AIM OF THE EXERCISE
Keep only those lines of the records that include the string "arrow".

RECORD EXTRACTS
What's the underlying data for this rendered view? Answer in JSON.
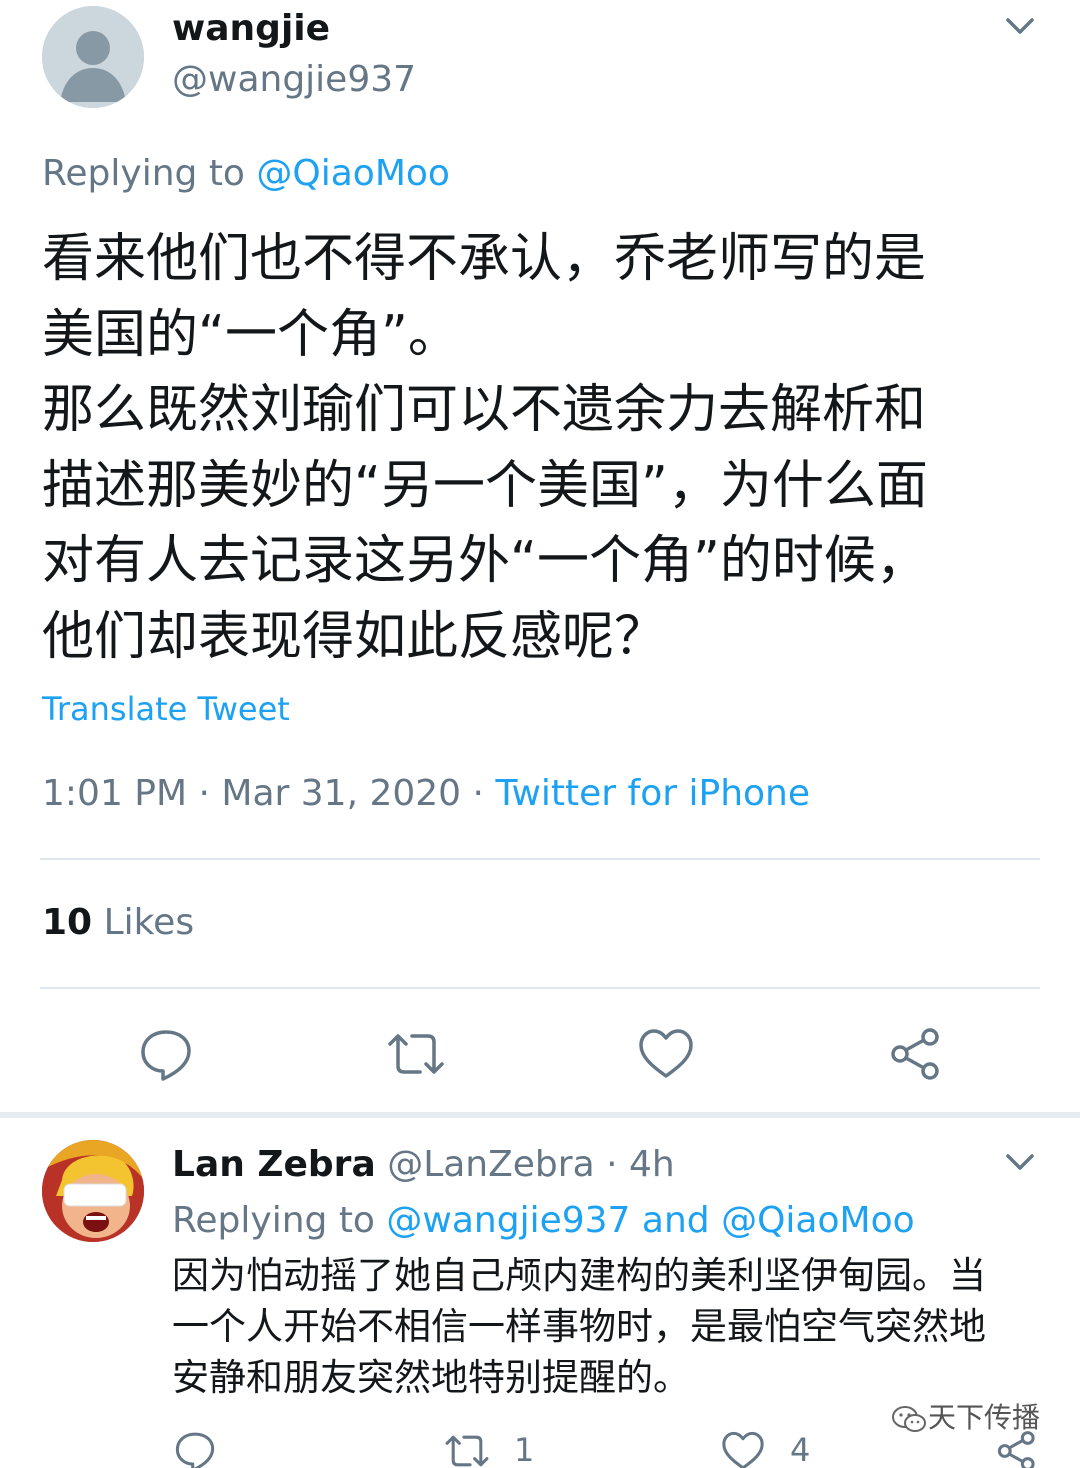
{
  "tweet": {
    "author_name": "wangjie",
    "author_handle": "@wangjie937",
    "replying_prefix": "Replying to ",
    "replying_handle": "@QiaoMoo",
    "body_lines": [
      "看来他们也不得不承认，乔老师写的是",
      "美国的“一个角”。",
      "那么既然刘瑜们可以不遗余力去解析和",
      "描述那美妙的“另一个美国”，为什么面",
      "对有人去记录这另外“一个角”的时候，",
      "他们却表现得如此反感呢？"
    ],
    "translate_label": "Translate Tweet",
    "time": "1:01 PM",
    "date": "Mar 31, 2020",
    "separator": " · ",
    "client": "Twitter for iPhone",
    "likes_count": "10",
    "likes_label": "Likes"
  },
  "actions": {
    "reply_icon": "reply-icon",
    "retweet_icon": "retweet-icon",
    "like_icon": "heart-icon",
    "share_icon": "share-icon"
  },
  "reply": {
    "author_name": "Lan Zebra",
    "author_handle": "@LanZebra",
    "time": "4h",
    "replying_prefix": "Replying to ",
    "replying_handle_1": "@wangjie937",
    "replying_and": "and",
    "replying_handle_2": "@QiaoMoo",
    "body_lines": [
      "因为怕动摇了她自己颅内建构的美利坚伊甸园。当",
      "一个人开始不相信一样事物时，是最怕空气突然地",
      "安静和朋友突然地特别提醒的。"
    ],
    "retweet_count": "1",
    "like_count": "4"
  },
  "watermark": "天下传播",
  "colors": {
    "link_blue": "#1da1f2",
    "secondary_gray": "#657786",
    "text_black": "#14171a",
    "divider": "#e1e8ed"
  }
}
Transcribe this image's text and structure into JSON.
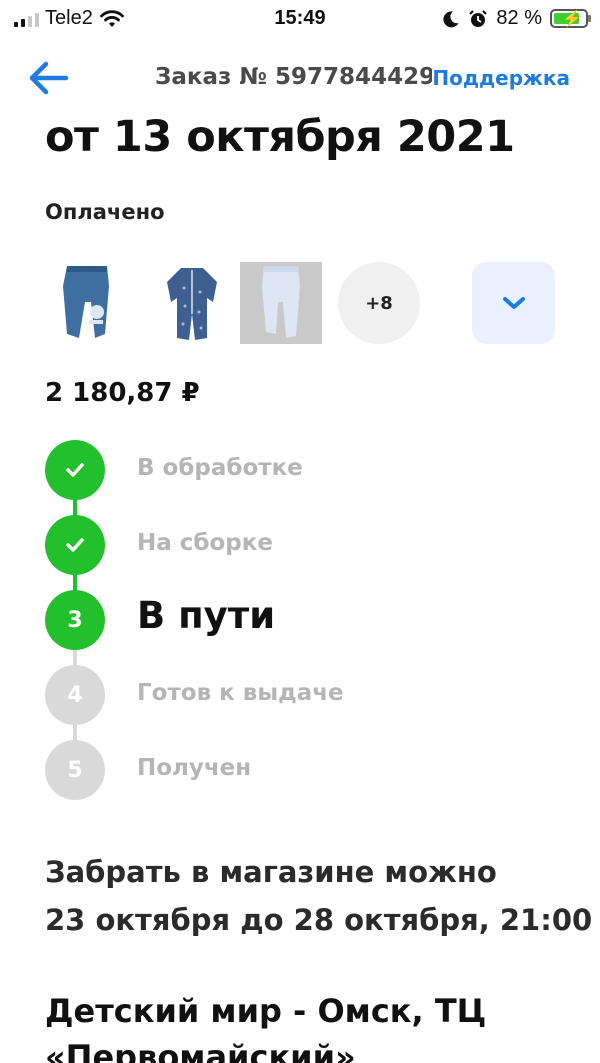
{
  "status_bar": {
    "carrier": "Tele2",
    "time": "15:49",
    "battery_percent": "82 %",
    "battery_level": 0.82,
    "icons": [
      "signal-icon",
      "wifi-icon",
      "moon-icon",
      "alarm-icon",
      "battery-charging-icon"
    ]
  },
  "header": {
    "back_icon": "arrow-left-icon",
    "order_title": "Заказ № 5977844429",
    "support_label": "Поддержка"
  },
  "order": {
    "date_title": "от 13 октября 2021",
    "payment_status": "Оплачено",
    "more_items": "+8",
    "expand_icon": "chevron-down-icon",
    "price": "2 180,87 ₽"
  },
  "steps": [
    {
      "label": "В обработке",
      "state": "done",
      "marker": "check"
    },
    {
      "label": "На сборке",
      "state": "done",
      "marker": "check"
    },
    {
      "label": "В пути",
      "state": "active",
      "marker": "3"
    },
    {
      "label": "Готов к выдаче",
      "state": "pending",
      "marker": "4"
    },
    {
      "label": "Получен",
      "state": "pending",
      "marker": "5"
    }
  ],
  "pickup": {
    "line1": "Забрать в магазине можно",
    "line2": "23 октября до 28 октября, 21:00"
  },
  "store": {
    "name": "Детский мир - Омск, ТЦ «Первомайский»"
  },
  "colors": {
    "accent": "#1e7be0",
    "step_done": "#22c02c",
    "step_pending": "#d9d9d9"
  }
}
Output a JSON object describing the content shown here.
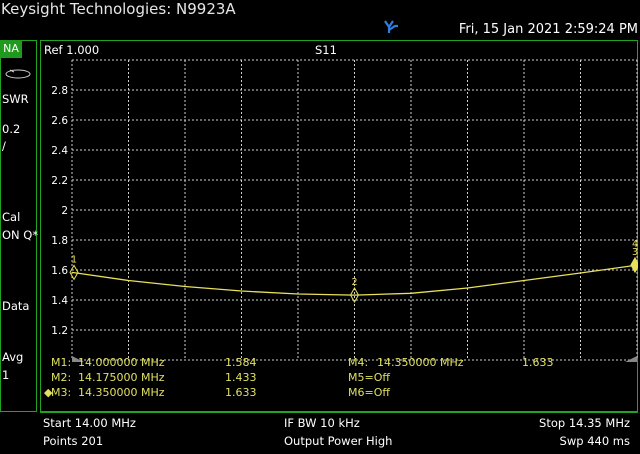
{
  "header": {
    "title": "Keysight Technologies: N9923A",
    "datetime": "Fri, 15 Jan 2021 2:59:24 PM",
    "usb_icon": "usb-icon"
  },
  "left_panel": {
    "mode": "NA",
    "format": "SWR",
    "scale": "0.2",
    "scale_unit": "/",
    "cal": "Cal",
    "cal_state": "ON Q*",
    "data": "Data",
    "avg": "Avg",
    "avg_count": "1"
  },
  "plot": {
    "ref_label": "Ref 1.000",
    "measurement": "S11",
    "y_ticks": [
      "2.8",
      "2.6",
      "2.4",
      "2.2",
      "2",
      "1.8",
      "1.6",
      "1.4",
      "1.2"
    ],
    "trace_color": "#e8e05a",
    "grid_color": "#cfcfcf",
    "frame_color": "#1fa51f"
  },
  "chart_data": {
    "type": "line",
    "xlabel": "",
    "ylabel": "",
    "xlim": [
      14.0,
      14.35
    ],
    "ylim": [
      1.0,
      3.0
    ],
    "x_unit": "MHz",
    "series": [
      {
        "x": [
          14.0,
          14.035,
          14.07,
          14.105,
          14.14,
          14.175,
          14.21,
          14.245,
          14.28,
          14.315,
          14.35
        ],
        "values": [
          1.584,
          1.53,
          1.49,
          1.46,
          1.44,
          1.433,
          1.445,
          1.48,
          1.53,
          1.58,
          1.633
        ]
      }
    ],
    "markers": [
      {
        "id": "1",
        "x": 14.0,
        "y": 1.584
      },
      {
        "id": "2",
        "x": 14.175,
        "y": 1.433
      },
      {
        "id": "3",
        "x": 14.35,
        "y": 1.633
      },
      {
        "id": "4",
        "x": 14.35,
        "y": 1.633
      }
    ]
  },
  "marker_table": {
    "m1_label": "M1:",
    "m1_freq": "14.000000 MHz",
    "m1_val": "1.584",
    "m2_label": "M2:",
    "m2_freq": "14.175000 MHz",
    "m2_val": "1.433",
    "m3_label": "M3:",
    "m3_freq": "14.350000 MHz",
    "m3_val": "1.633",
    "m4_label": "M4:",
    "m4_freq": "14.350000 MHz",
    "m4_val": "1.633",
    "m5": "M5=Off",
    "m6": "M6=Off"
  },
  "footer": {
    "start": "Start 14.00 MHz",
    "ifbw": "IF BW 10 kHz",
    "stop": "Stop 14.35 MHz",
    "points": "Points 201",
    "power": "Output Power High",
    "sweep": "Swp 440 ms"
  }
}
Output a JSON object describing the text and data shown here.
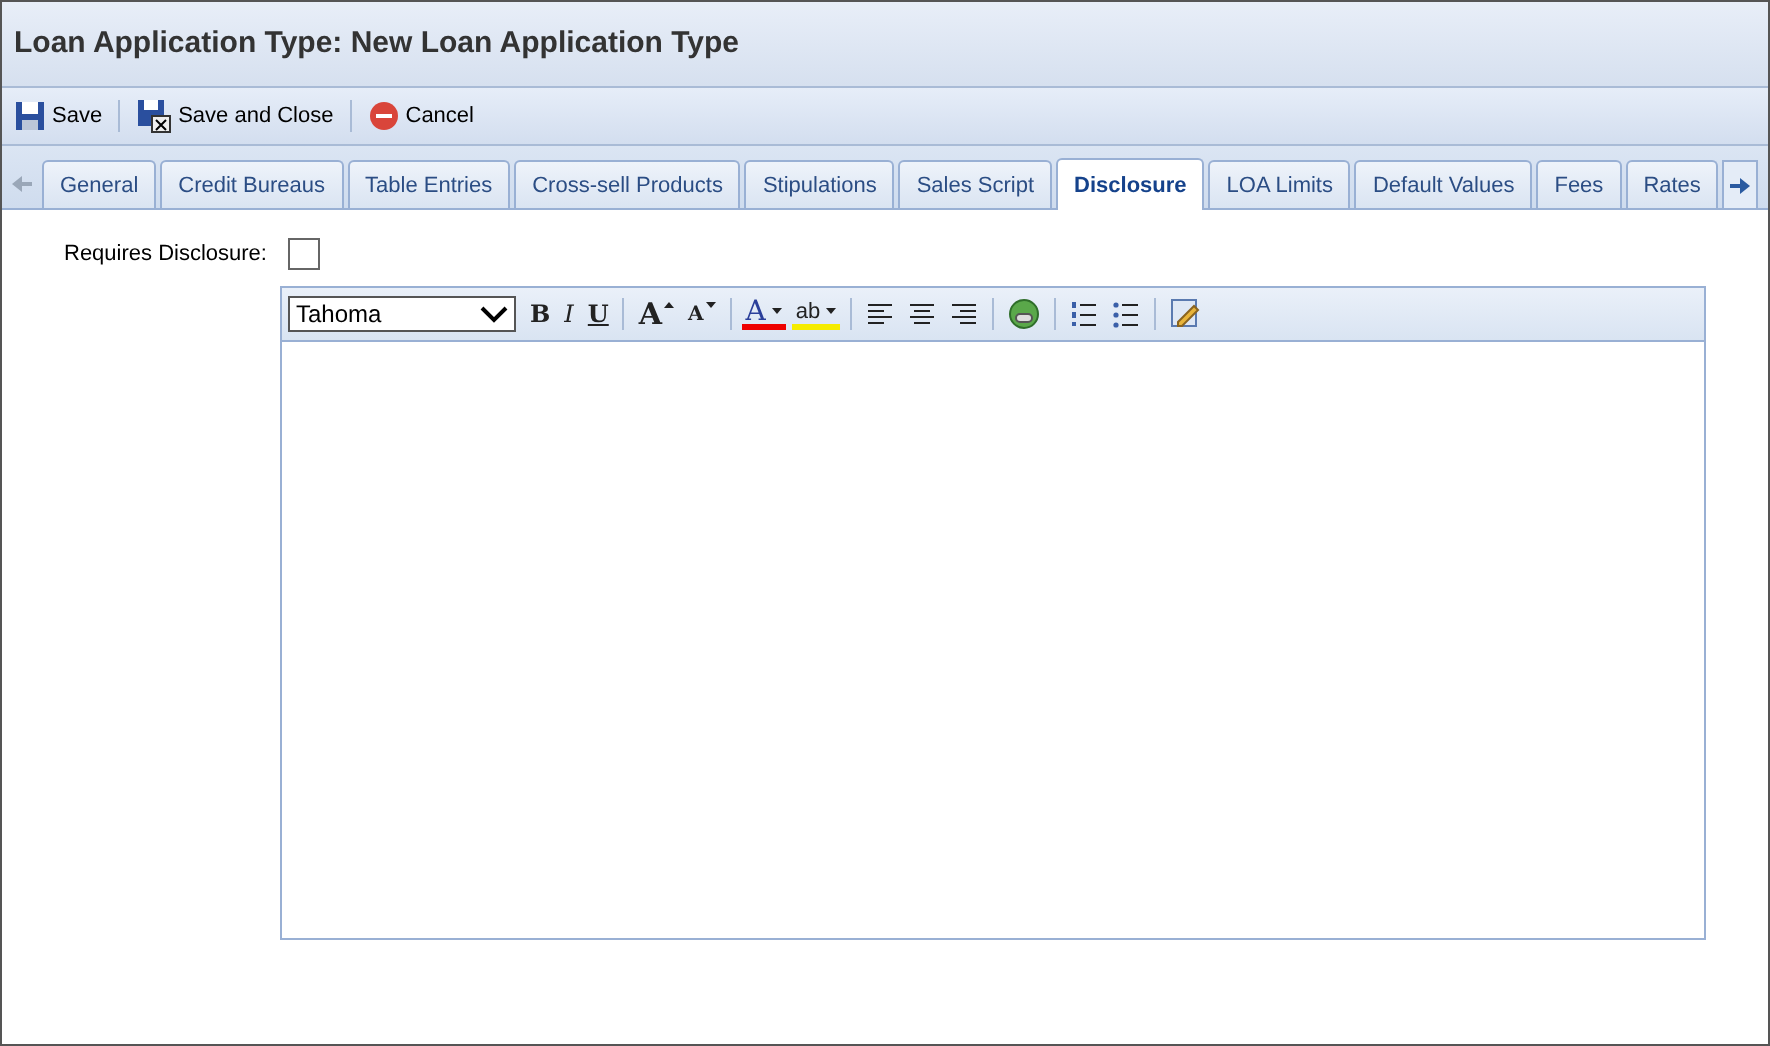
{
  "window": {
    "title": "Loan Application Type: New Loan Application Type"
  },
  "toolbar": [
    {
      "kind": "save",
      "label": "Save"
    },
    {
      "kind": "save-close",
      "label": "Save and Close"
    },
    {
      "kind": "cancel",
      "label": "Cancel"
    }
  ],
  "tabs": [
    {
      "label": "General",
      "selected": false
    },
    {
      "label": "Credit Bureaus",
      "selected": false
    },
    {
      "label": "Table Entries",
      "selected": false
    },
    {
      "label": "Cross-sell Products",
      "selected": false
    },
    {
      "label": "Stipulations",
      "selected": false
    },
    {
      "label": "Sales Script",
      "selected": false
    },
    {
      "label": "Disclosure",
      "selected": true
    },
    {
      "label": "LOA Limits",
      "selected": false
    },
    {
      "label": "Default Values",
      "selected": false
    },
    {
      "label": "Fees",
      "selected": false
    },
    {
      "label": "Rates",
      "selected": false
    }
  ],
  "requires_disclosure": {
    "label": "Requires Disclosure:",
    "checked": false
  },
  "editor": {
    "font": "Tahoma",
    "buttons": [
      {
        "kind": "bold",
        "label": "B"
      },
      {
        "kind": "italic",
        "label": "I"
      },
      {
        "kind": "underline",
        "label": "U"
      },
      {
        "kind": "sep"
      },
      {
        "kind": "grow",
        "label": "A"
      },
      {
        "kind": "shrink",
        "label": "A"
      },
      {
        "kind": "sep"
      },
      {
        "kind": "fontcolor",
        "label": "A"
      },
      {
        "kind": "highlight",
        "label": "ab"
      },
      {
        "kind": "sep"
      },
      {
        "kind": "left"
      },
      {
        "kind": "center"
      },
      {
        "kind": "right"
      },
      {
        "kind": "sep"
      },
      {
        "kind": "link"
      },
      {
        "kind": "sep"
      },
      {
        "kind": "ol"
      },
      {
        "kind": "ul"
      },
      {
        "kind": "sep"
      },
      {
        "kind": "source"
      }
    ]
  }
}
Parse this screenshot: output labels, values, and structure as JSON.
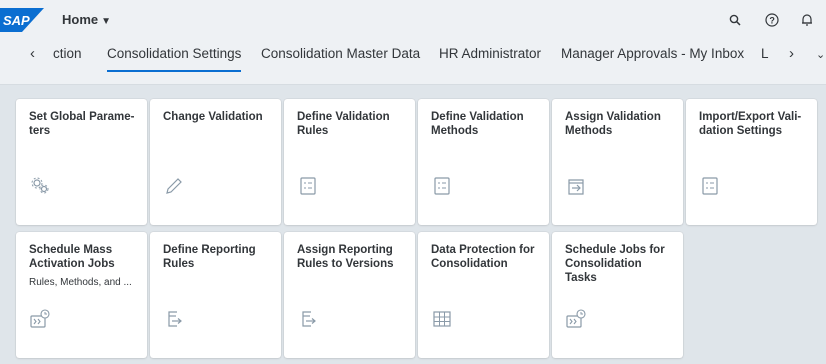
{
  "header": {
    "logo_text": "SAP",
    "home_label": "Home",
    "icons": [
      "search-icon",
      "help-icon",
      "notification-icon"
    ]
  },
  "tabs": [
    {
      "label": "ction",
      "active": false
    },
    {
      "label": "Consolidation Settings",
      "active": true
    },
    {
      "label": "Consolidation Master Data",
      "active": false
    },
    {
      "label": "HR Administrator",
      "active": false
    },
    {
      "label": "Manager Approvals - My Inbox",
      "active": false
    },
    {
      "label": "L",
      "active": false
    }
  ],
  "tiles": [
    {
      "title": "Set Global Parame-ters",
      "subtitle": "",
      "icon": "gears-icon"
    },
    {
      "title": "Change Validation",
      "subtitle": "",
      "icon": "pencil-icon"
    },
    {
      "title": "Define Validation Rules",
      "subtitle": "",
      "icon": "checklist-icon"
    },
    {
      "title": "Define Validation Methods",
      "subtitle": "",
      "icon": "checklist-icon"
    },
    {
      "title": "Assign Validation Methods",
      "subtitle": "",
      "icon": "assign-arrow-icon"
    },
    {
      "title": "Import/Export Vali-dation Settings",
      "subtitle": "",
      "icon": "checklist-icon"
    },
    {
      "title": "Schedule Mass Activation Jobs",
      "subtitle": "Rules, Methods, and ...",
      "icon": "schedule-jobs-icon"
    },
    {
      "title": "Define Reporting Rules",
      "subtitle": "",
      "icon": "reporting-rules-icon"
    },
    {
      "title": "Assign Reporting Rules to Versions",
      "subtitle": "",
      "icon": "reporting-rules-icon"
    },
    {
      "title": "Data Protection for Consolidation",
      "subtitle": "",
      "icon": "grid-table-icon"
    },
    {
      "title": "Schedule Jobs for Consolidation Tasks",
      "subtitle": "",
      "icon": "schedule-jobs-icon"
    }
  ]
}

PROBLEM SOLUTION
    "back_icon": "arrow-left-icon",
      "icon": "assign-arrow-icon"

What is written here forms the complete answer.